* _Exercise data_:
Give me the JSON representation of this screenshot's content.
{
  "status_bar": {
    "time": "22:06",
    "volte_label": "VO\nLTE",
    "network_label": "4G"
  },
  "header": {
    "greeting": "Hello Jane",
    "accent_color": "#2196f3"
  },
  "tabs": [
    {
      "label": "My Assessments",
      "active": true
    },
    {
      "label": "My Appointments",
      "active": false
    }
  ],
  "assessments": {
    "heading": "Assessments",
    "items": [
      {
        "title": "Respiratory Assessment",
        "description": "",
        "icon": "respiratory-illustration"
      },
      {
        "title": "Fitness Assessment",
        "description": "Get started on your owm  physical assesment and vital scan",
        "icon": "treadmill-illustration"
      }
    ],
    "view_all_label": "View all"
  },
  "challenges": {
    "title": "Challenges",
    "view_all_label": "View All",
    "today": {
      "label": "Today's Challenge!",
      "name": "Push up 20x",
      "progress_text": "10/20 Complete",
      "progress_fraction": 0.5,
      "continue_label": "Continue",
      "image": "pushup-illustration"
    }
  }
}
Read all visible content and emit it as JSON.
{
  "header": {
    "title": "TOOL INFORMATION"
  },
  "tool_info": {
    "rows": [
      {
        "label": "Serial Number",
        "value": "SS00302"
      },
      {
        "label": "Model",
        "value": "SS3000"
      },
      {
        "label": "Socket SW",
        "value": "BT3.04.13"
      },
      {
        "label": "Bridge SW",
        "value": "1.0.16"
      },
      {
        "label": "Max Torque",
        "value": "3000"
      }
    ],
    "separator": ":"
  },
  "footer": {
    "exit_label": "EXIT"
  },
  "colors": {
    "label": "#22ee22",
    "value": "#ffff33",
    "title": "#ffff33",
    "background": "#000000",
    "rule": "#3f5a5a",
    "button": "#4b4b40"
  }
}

* _Job_:
Return all lines containing "description".

* _The answer_:
        "description": "",
        "description": "Get started on your owm  physical assesment and vital scan",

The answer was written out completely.